### Required task
The records below are to be quoted in full; please keep every word exact.

# Start of Extracted entries

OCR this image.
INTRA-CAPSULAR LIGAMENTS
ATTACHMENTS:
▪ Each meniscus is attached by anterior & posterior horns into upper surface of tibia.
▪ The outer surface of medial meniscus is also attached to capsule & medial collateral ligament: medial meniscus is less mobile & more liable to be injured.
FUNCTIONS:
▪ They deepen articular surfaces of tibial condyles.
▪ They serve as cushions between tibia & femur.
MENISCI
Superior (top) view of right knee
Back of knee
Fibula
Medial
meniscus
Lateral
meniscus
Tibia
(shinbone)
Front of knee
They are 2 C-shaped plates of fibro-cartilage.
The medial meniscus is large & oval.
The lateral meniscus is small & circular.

# End of Extracted entries

### Answer in full
OCR this image.
INTRA-CAPSULAR LIGAMENTS
ATTACHMENTS:
▪ Each meniscus is attached by anterior & posterior horns into upper surface of tibia.
▪ The outer surface of medial meniscus is also attached to capsule & medial collateral ligament: medial meniscus is less mobile & more liable to be injured.
FUNCTIONS:
▪ They deepen articular surfaces of tibial condyles.
▪ They serve as cushions between tibia & femur.
MENISCI
Superior (top) view of right knee
Back of knee
Fibula
Medial
meniscus
Lateral
meniscus
Tibia
(shinbone)
Front of knee
They are 2 C-shaped plates of fibro-cartilage.
The medial meniscus is large & oval.
The lateral meniscus is small & circular.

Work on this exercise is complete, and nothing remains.